GOAL OF THE EXERCISE:
Restate the data below word for word. Skip any images it contains.

Entries from a dataset:

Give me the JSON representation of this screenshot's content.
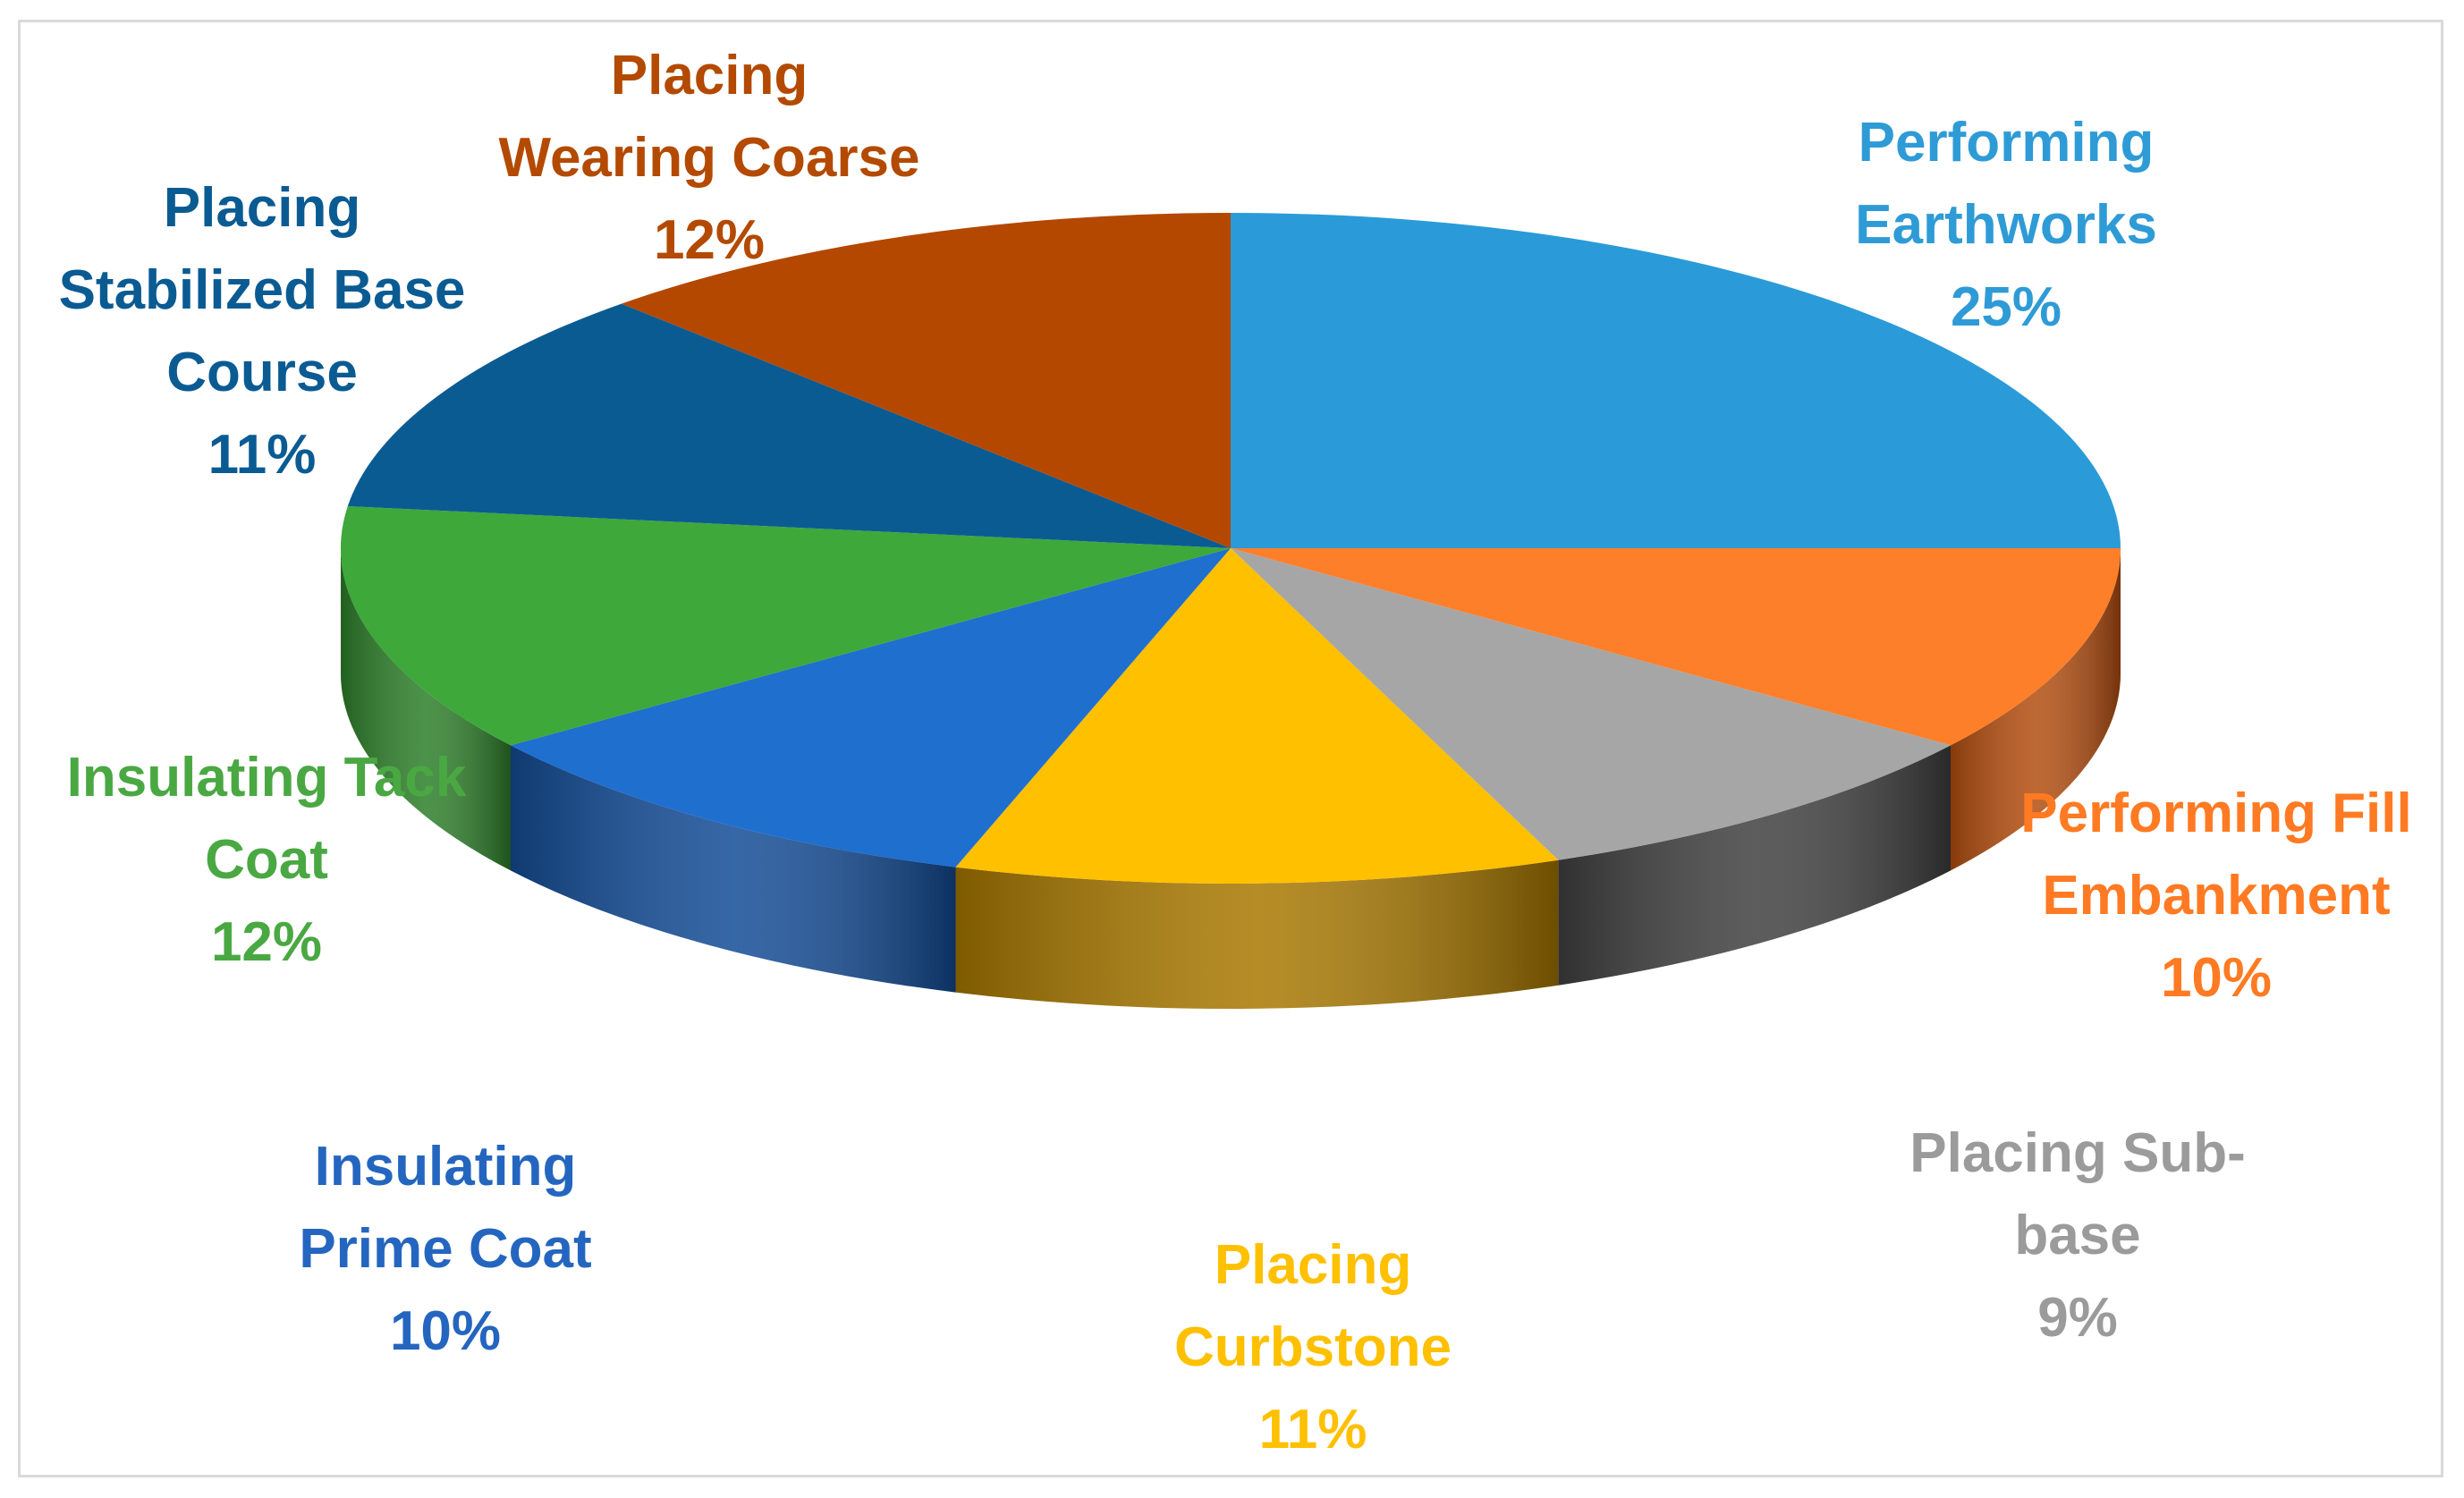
{
  "chart_data": {
    "type": "pie",
    "style": "3d",
    "legend": "none",
    "slices": [
      {
        "label_lines": [
          "Performing",
          "Earthworks"
        ],
        "percent_label": "25%",
        "value": 25,
        "color": "#2a9bd8"
      },
      {
        "label_lines": [
          "Performing Fill",
          "Embankment"
        ],
        "percent_label": "10%",
        "value": 10,
        "color": "#fe7f2a"
      },
      {
        "label_lines": [
          "Placing Sub-",
          "base"
        ],
        "percent_label": "9%",
        "value": 9,
        "color": "#a6a6a6"
      },
      {
        "label_lines": [
          "Placing",
          "Curbstone"
        ],
        "percent_label": "11%",
        "value": 11,
        "color": "#ffc000"
      },
      {
        "label_lines": [
          "Insulating",
          "Prime Coat"
        ],
        "percent_label": "10%",
        "value": 10,
        "color": "#1f6fcf"
      },
      {
        "label_lines": [
          "Insulating Tack",
          "Coat"
        ],
        "percent_label": "12%",
        "value": 12,
        "color": "#3ea83a"
      },
      {
        "label_lines": [
          "Placing",
          "Stabilized Base",
          "Course"
        ],
        "percent_label": "11%",
        "value": 11,
        "color": "#0b5b93"
      },
      {
        "label_lines": [
          "Placing",
          "Wearing Coarse"
        ],
        "percent_label": "12%",
        "value": 12,
        "color": "#b44800"
      }
    ],
    "side_colors": [
      "#15699a",
      "#b34e10",
      "#404040",
      "#a87800",
      "#134c96",
      "#2d7f2a",
      "#063c63",
      "#7a2e00"
    ],
    "label_colors": [
      "#2e9bd6",
      "#ff7a22",
      "#9b9b9b",
      "#ffc000",
      "#2466bf",
      "#4aa843",
      "#0b5b93",
      "#b34a00"
    ]
  }
}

ANSWER FOR THE TASK:
Give me the JSON representation of this screenshot's content.
{
  "chart_data": {
    "type": "pie",
    "style": "3d",
    "legend": "none",
    "slices": [
      {
        "label_lines": [
          "Performing",
          "Earthworks"
        ],
        "percent_label": "25%",
        "value": 25,
        "color": "#2a9bd8"
      },
      {
        "label_lines": [
          "Performing Fill",
          "Embankment"
        ],
        "percent_label": "10%",
        "value": 10,
        "color": "#fe7f2a"
      },
      {
        "label_lines": [
          "Placing Sub-",
          "base"
        ],
        "percent_label": "9%",
        "value": 9,
        "color": "#a6a6a6"
      },
      {
        "label_lines": [
          "Placing",
          "Curbstone"
        ],
        "percent_label": "11%",
        "value": 11,
        "color": "#ffc000"
      },
      {
        "label_lines": [
          "Insulating",
          "Prime Coat"
        ],
        "percent_label": "10%",
        "value": 10,
        "color": "#1f6fcf"
      },
      {
        "label_lines": [
          "Insulating Tack",
          "Coat"
        ],
        "percent_label": "12%",
        "value": 12,
        "color": "#3ea83a"
      },
      {
        "label_lines": [
          "Placing",
          "Stabilized Base",
          "Course"
        ],
        "percent_label": "11%",
        "value": 11,
        "color": "#0b5b93"
      },
      {
        "label_lines": [
          "Placing",
          "Wearing Coarse"
        ],
        "percent_label": "12%",
        "value": 12,
        "color": "#b44800"
      }
    ],
    "side_colors": [
      "#15699a",
      "#b34e10",
      "#404040",
      "#a87800",
      "#134c96",
      "#2d7f2a",
      "#063c63",
      "#7a2e00"
    ],
    "label_colors": [
      "#2e9bd6",
      "#ff7a22",
      "#9b9b9b",
      "#ffc000",
      "#2466bf",
      "#4aa843",
      "#0b5b93",
      "#b34a00"
    ]
  }
}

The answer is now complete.